DESCRIPTION OF THE TASK =>
Count every line that includes the string "보육교사" in the entries that follow. Nothing besides the number is needed.

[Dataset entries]
☆ ☆ ☆ ☆

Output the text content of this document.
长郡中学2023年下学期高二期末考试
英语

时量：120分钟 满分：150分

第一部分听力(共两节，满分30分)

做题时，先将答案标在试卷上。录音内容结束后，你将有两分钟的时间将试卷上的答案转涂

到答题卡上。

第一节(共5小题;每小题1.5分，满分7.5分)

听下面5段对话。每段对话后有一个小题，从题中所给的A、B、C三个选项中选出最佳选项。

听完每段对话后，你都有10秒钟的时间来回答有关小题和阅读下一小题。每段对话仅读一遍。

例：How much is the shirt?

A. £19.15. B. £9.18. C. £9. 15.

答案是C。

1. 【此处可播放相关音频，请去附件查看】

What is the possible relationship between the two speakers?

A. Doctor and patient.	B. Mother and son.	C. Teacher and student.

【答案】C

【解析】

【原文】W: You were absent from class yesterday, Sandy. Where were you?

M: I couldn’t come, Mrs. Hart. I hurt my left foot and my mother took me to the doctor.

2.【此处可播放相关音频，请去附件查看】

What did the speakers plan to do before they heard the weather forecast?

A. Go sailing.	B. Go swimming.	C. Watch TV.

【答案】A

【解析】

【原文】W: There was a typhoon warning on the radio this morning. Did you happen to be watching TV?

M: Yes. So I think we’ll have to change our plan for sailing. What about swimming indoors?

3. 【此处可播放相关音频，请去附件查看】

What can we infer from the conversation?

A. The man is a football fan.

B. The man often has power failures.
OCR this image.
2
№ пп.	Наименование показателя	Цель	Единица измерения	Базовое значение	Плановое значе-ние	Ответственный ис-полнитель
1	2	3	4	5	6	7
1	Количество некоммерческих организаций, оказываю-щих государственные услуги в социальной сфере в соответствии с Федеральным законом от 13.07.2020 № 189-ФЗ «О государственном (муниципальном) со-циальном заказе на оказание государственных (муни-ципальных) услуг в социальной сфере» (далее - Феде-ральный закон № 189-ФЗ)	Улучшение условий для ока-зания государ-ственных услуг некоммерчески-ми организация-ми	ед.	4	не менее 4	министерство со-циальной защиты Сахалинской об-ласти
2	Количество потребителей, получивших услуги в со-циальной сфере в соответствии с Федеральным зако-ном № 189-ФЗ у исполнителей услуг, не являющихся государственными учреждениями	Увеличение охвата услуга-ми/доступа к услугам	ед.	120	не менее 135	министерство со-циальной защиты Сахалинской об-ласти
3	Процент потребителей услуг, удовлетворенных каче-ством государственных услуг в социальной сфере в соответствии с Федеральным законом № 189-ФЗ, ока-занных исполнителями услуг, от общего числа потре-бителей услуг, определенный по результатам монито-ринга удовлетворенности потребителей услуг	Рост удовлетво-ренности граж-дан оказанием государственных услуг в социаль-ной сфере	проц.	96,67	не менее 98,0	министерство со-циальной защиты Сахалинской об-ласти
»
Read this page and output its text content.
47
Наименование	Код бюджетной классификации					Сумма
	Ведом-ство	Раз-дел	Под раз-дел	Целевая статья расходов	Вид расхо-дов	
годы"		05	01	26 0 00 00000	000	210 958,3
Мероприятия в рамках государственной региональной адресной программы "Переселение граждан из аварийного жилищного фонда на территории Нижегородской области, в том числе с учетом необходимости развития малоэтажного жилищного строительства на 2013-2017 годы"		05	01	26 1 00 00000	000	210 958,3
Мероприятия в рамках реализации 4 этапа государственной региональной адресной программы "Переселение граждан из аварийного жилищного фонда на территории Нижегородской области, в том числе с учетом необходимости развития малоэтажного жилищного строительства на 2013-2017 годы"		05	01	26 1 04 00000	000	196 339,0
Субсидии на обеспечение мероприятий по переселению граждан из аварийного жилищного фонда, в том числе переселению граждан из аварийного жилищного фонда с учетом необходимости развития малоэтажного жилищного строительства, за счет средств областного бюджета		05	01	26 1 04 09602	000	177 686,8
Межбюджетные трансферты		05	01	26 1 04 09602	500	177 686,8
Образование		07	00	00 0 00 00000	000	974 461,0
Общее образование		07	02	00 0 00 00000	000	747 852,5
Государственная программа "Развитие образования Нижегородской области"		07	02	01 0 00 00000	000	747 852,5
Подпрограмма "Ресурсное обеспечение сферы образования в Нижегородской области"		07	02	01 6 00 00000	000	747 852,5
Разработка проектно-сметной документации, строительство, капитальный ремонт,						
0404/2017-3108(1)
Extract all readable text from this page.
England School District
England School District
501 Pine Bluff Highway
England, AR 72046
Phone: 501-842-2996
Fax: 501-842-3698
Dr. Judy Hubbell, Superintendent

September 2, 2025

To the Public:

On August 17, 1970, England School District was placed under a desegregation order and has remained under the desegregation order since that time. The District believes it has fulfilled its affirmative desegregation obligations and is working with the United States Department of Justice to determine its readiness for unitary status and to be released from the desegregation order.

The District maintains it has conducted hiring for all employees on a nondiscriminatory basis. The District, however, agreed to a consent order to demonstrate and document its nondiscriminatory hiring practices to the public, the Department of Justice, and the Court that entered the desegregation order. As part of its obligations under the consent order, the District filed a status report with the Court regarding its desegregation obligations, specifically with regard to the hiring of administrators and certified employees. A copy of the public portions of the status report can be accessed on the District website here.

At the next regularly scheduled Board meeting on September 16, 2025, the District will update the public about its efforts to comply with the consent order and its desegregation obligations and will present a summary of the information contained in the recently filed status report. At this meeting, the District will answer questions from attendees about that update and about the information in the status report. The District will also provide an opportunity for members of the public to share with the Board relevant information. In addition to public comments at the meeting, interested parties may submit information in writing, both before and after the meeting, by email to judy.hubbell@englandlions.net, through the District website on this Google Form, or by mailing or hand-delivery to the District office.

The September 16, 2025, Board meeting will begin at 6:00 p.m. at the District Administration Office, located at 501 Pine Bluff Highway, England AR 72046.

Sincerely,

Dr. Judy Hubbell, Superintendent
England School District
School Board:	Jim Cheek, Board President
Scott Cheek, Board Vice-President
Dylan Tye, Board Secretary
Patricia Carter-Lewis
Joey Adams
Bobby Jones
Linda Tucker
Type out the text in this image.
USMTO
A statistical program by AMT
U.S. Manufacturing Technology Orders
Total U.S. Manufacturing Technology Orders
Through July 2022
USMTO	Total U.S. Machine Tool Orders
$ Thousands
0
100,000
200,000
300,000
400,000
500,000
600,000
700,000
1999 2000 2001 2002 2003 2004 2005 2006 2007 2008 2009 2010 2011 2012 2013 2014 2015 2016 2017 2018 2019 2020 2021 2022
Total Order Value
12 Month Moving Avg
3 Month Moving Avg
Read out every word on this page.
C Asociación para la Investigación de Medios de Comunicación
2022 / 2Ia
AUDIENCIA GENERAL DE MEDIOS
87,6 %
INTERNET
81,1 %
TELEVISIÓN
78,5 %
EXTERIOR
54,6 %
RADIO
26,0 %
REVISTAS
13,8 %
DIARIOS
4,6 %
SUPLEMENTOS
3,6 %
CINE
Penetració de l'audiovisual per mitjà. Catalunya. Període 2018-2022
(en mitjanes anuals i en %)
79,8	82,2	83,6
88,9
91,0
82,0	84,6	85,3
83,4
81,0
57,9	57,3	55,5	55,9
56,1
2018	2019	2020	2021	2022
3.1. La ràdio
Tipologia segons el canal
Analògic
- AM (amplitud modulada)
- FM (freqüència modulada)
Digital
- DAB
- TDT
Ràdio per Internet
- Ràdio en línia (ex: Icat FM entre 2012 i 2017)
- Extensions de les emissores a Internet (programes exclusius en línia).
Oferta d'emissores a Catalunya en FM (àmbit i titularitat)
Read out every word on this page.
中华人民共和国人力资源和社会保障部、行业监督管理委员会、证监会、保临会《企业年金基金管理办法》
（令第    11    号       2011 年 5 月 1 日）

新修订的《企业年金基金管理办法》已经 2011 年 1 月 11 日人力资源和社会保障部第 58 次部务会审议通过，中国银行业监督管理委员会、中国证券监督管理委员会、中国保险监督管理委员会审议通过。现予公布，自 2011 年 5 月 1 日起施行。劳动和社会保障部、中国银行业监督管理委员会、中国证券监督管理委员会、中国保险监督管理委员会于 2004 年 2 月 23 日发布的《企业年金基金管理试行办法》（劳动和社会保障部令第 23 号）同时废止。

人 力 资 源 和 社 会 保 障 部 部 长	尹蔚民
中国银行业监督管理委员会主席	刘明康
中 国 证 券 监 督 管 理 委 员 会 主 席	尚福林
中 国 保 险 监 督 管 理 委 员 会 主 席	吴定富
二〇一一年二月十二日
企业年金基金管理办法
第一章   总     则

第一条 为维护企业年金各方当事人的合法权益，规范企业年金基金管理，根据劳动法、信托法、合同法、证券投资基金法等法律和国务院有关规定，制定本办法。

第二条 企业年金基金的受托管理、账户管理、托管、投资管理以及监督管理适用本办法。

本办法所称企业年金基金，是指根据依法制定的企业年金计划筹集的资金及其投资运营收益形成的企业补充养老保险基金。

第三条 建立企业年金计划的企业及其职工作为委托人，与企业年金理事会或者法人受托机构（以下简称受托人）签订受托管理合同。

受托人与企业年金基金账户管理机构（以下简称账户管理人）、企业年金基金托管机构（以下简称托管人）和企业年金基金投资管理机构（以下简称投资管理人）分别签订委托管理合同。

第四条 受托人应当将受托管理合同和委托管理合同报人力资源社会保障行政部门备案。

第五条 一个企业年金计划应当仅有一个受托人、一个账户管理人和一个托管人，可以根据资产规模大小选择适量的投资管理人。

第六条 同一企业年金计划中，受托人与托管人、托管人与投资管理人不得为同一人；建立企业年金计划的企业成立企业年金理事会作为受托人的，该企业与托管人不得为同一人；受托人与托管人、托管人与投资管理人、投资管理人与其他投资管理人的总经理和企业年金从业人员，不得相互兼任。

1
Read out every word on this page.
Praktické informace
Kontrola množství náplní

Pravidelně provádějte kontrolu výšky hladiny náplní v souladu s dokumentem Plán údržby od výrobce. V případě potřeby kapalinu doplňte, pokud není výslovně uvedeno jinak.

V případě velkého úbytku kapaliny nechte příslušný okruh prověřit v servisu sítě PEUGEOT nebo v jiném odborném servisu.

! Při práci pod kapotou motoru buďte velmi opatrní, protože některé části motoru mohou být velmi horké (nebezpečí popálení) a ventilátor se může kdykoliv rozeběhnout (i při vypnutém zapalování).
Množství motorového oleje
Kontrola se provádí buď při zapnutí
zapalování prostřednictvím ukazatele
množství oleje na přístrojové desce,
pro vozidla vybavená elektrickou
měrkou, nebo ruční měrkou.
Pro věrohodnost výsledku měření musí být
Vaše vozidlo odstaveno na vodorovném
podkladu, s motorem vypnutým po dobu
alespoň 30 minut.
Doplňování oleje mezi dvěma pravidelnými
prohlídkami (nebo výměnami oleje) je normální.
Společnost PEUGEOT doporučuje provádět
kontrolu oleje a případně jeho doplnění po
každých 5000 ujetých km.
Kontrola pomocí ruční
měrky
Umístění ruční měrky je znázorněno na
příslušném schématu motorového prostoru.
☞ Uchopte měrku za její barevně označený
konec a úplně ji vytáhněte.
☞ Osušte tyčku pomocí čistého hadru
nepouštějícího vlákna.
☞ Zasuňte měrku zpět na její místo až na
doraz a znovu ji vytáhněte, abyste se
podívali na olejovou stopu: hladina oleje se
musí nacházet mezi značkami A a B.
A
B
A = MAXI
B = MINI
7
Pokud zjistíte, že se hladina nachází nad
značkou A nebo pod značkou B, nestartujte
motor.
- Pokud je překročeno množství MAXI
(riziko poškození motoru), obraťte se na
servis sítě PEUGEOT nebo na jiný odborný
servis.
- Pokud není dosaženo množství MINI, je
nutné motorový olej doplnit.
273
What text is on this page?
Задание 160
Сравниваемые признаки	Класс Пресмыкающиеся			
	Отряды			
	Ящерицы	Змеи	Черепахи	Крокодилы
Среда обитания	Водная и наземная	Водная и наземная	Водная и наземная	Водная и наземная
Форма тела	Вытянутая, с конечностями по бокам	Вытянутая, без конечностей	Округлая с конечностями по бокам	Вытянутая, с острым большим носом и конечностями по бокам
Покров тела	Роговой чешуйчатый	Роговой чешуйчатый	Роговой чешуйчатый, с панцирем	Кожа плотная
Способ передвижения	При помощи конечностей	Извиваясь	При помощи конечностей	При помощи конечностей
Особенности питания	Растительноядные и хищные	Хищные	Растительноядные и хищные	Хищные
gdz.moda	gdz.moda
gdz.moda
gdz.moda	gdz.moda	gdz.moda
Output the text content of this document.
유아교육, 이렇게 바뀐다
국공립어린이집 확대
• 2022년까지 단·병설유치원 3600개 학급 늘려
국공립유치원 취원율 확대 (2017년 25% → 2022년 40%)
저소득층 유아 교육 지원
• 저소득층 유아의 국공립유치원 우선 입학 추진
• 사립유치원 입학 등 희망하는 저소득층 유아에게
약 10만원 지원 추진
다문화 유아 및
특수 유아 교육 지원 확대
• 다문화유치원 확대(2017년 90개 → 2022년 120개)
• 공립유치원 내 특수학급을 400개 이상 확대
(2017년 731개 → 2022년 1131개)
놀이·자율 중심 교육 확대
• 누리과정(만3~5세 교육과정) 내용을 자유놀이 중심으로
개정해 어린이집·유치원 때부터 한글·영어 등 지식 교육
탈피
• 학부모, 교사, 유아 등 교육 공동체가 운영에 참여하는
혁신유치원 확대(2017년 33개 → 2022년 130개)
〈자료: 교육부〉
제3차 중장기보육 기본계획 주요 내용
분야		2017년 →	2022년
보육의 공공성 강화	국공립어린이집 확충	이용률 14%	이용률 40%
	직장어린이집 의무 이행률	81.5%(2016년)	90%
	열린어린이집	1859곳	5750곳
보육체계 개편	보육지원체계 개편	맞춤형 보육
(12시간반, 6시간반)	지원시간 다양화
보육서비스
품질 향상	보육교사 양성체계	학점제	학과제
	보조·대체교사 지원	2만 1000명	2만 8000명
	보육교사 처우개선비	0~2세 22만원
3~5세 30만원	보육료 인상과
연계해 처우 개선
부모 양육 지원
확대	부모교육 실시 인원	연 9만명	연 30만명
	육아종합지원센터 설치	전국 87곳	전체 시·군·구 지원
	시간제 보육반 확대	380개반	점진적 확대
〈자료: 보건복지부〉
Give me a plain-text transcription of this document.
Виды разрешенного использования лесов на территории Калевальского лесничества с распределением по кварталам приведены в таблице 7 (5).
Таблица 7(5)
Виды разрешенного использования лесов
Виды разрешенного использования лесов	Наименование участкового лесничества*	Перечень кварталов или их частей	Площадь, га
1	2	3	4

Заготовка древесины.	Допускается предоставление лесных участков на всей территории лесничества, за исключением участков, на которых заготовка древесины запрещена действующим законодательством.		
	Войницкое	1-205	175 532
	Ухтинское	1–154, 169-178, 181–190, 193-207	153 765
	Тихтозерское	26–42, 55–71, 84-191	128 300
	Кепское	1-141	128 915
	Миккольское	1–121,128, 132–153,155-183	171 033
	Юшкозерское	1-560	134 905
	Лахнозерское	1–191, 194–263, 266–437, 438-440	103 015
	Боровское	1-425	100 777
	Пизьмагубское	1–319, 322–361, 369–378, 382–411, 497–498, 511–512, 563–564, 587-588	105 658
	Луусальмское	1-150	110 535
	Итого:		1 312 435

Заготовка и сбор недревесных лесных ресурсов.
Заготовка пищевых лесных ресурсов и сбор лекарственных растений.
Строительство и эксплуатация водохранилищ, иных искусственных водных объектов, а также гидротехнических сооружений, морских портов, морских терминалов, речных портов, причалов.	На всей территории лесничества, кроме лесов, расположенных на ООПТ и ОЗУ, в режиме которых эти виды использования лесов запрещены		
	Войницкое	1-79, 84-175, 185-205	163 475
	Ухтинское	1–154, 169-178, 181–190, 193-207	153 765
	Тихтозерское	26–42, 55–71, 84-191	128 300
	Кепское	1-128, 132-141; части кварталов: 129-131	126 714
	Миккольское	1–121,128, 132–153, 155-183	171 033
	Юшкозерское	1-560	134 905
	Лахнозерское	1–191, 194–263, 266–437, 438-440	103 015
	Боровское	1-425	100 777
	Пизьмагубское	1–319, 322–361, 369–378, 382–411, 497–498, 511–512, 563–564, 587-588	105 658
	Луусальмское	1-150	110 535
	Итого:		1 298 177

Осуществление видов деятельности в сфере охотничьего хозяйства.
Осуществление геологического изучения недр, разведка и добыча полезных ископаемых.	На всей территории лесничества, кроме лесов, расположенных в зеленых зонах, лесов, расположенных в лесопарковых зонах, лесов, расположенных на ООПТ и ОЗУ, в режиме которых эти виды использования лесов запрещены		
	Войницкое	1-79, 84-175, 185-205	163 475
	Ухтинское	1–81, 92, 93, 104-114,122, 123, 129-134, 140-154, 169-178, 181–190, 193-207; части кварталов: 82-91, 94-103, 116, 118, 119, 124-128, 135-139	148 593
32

☆ ☆ ☆ ☆

SOLUTION FOR THIS EXERCISE =>
2